(AIM 1)
Rewrite the records from their first line through the line containing "page-header bbox=[0, 10, 449, 30]", replacing "purport-line" with "commentary-line" and keeping everything else unchanged.

For instance, if I have a bunch of books about drawing, I'd like to scan them all so that I later group all of the figure drawing pages in one folder, all the gesture drawing pages on another, etc, so they can be more easily used (and more useful) as reference.

Does anyone here recommend a way to scan books at home? I'm not against buying a contraption.

4 comments

There's an entire community dedicated to making inexpensive devices to scan books.[0] You will probably also have access to a commercial grade book scanner at any large library.

[0] http://www.diybookscanner.org/

I have done one or two books using the glass plate + camera method: camera mounted on a tripod, book opened up halfway, and a glass plate to hold the pages flat while taking the pictures. I think my workflow was 5ish seconds per page.

If I were to do more and had the space, I would have gone the diybookscanner.org route to improve the quality and processing rate. At one point I belonged to a hackerspace in Oakland that had one available.

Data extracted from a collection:
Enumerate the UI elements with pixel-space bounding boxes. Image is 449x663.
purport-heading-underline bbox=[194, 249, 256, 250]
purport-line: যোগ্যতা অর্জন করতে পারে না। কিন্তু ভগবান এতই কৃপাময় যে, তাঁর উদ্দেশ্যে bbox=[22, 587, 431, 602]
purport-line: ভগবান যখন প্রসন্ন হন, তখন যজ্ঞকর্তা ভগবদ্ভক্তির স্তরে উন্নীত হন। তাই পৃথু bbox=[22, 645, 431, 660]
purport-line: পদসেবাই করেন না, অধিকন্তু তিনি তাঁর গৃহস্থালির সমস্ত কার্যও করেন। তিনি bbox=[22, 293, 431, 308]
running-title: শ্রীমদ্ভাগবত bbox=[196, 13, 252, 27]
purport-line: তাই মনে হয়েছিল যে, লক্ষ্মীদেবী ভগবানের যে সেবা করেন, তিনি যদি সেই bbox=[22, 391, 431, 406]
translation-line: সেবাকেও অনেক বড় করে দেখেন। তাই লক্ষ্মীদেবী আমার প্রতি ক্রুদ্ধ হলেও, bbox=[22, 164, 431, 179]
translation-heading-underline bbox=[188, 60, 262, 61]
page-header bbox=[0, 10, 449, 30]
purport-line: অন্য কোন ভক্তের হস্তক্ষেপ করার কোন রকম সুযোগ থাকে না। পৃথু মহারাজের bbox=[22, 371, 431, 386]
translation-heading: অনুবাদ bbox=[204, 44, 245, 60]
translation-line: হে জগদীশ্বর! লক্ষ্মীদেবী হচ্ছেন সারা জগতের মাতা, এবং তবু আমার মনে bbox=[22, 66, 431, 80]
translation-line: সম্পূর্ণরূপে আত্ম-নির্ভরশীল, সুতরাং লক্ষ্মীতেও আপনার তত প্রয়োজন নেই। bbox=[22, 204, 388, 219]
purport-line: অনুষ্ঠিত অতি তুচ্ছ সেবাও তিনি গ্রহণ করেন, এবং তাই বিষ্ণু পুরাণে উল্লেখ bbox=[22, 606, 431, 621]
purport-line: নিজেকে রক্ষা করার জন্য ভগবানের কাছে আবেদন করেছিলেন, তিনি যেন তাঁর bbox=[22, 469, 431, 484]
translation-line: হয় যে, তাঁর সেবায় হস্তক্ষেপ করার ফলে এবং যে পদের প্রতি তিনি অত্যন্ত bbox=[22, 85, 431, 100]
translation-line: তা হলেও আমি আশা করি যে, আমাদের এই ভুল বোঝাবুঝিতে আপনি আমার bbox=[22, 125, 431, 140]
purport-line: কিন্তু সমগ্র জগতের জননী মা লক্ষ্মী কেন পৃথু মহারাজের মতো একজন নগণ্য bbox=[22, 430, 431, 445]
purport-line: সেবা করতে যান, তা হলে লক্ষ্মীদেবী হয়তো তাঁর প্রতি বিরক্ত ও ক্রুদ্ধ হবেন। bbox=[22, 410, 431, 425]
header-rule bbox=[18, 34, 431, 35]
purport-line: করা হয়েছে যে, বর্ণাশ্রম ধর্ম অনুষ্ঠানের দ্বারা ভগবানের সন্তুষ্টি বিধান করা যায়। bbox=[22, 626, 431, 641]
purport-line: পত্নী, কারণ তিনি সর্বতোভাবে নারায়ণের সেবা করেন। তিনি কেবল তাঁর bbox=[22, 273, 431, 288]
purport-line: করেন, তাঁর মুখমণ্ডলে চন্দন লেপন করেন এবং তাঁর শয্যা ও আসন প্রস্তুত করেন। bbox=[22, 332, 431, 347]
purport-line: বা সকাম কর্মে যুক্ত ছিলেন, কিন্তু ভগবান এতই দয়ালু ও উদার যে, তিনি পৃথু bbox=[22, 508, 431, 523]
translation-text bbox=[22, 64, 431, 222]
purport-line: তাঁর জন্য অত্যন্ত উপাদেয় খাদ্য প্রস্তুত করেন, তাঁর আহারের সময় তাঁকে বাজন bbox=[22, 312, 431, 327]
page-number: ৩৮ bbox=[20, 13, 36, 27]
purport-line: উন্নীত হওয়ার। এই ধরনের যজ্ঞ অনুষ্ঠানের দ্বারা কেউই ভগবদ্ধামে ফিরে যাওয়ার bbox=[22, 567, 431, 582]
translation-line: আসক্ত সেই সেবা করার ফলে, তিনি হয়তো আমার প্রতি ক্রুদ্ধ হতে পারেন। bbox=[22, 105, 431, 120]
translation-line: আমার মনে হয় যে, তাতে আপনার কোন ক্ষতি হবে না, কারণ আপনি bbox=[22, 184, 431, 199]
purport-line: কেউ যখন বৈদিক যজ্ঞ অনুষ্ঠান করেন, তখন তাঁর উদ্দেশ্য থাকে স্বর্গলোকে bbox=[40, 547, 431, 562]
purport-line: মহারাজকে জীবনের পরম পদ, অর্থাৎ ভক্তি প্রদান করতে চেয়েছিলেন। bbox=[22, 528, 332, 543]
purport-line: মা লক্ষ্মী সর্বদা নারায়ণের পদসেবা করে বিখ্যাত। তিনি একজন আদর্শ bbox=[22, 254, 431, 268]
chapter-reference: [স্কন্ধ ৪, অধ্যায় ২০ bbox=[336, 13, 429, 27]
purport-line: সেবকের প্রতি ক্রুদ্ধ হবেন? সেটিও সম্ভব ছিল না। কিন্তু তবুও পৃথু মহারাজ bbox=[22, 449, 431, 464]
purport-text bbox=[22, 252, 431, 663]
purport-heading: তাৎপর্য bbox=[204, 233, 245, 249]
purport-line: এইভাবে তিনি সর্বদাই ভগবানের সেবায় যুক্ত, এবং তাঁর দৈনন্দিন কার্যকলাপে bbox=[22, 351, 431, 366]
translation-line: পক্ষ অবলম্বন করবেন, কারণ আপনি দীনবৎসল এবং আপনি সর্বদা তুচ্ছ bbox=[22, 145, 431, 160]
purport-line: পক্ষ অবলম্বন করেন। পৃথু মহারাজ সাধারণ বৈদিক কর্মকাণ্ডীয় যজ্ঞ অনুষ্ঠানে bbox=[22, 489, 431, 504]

(AIM 2)
Summarize the discussion about scanning books at home in two sentences.

(TASK OUTPUT 1)
Enumerate the UI elements with pixel-space bounding boxes. Image is 449x663.
purport-heading-underline bbox=[194, 249, 256, 250]
commentary-line: যোগ্যতা অর্জন করতে পারে না। কিন্তু ভগবান এতই কৃপাময় যে, তাঁর উদ্দেশ্যে bbox=[22, 587, 431, 602]
commentary-line: ভগবান যখন প্রসন্ন হন, তখন যজ্ঞকর্তা ভগবদ্ভক্তির স্তরে উন্নীত হন। তাই পৃথু bbox=[22, 645, 431, 660]
commentary-line: পদসেবাই করেন না, অধিকন্তু তিনি তাঁর গৃহস্থালির সমস্ত কার্যও করেন। তিনি bbox=[22, 293, 431, 308]
running-title: শ্রীমদ্ভাগবত bbox=[196, 13, 252, 27]
commentary-line: তাই মনে হয়েছিল যে, লক্ষ্মীদেবী ভগবানের যে সেবা করেন, তিনি যদি সেই bbox=[22, 391, 431, 406]
translation-line: সেবাকেও অনেক বড় করে দেখেন। তাই লক্ষ্মীদেবী আমার প্রতি ক্রুদ্ধ হলেও, bbox=[22, 164, 431, 179]
translation-heading-underline bbox=[188, 60, 262, 61]
page-header bbox=[0, 10, 449, 30]

(TASK OUTPUT 2)
Someone wants to scan drawing books at home so that pages can be grouped into folders by subject for reference, and asks for recommendations, open to buying a device. Replies mention a community that builds inexpensive book scanners and the commercial-grade scanners at large libraries, and one commenter describes a glass plate and tripod-mounted camera method that took about five seconds per page.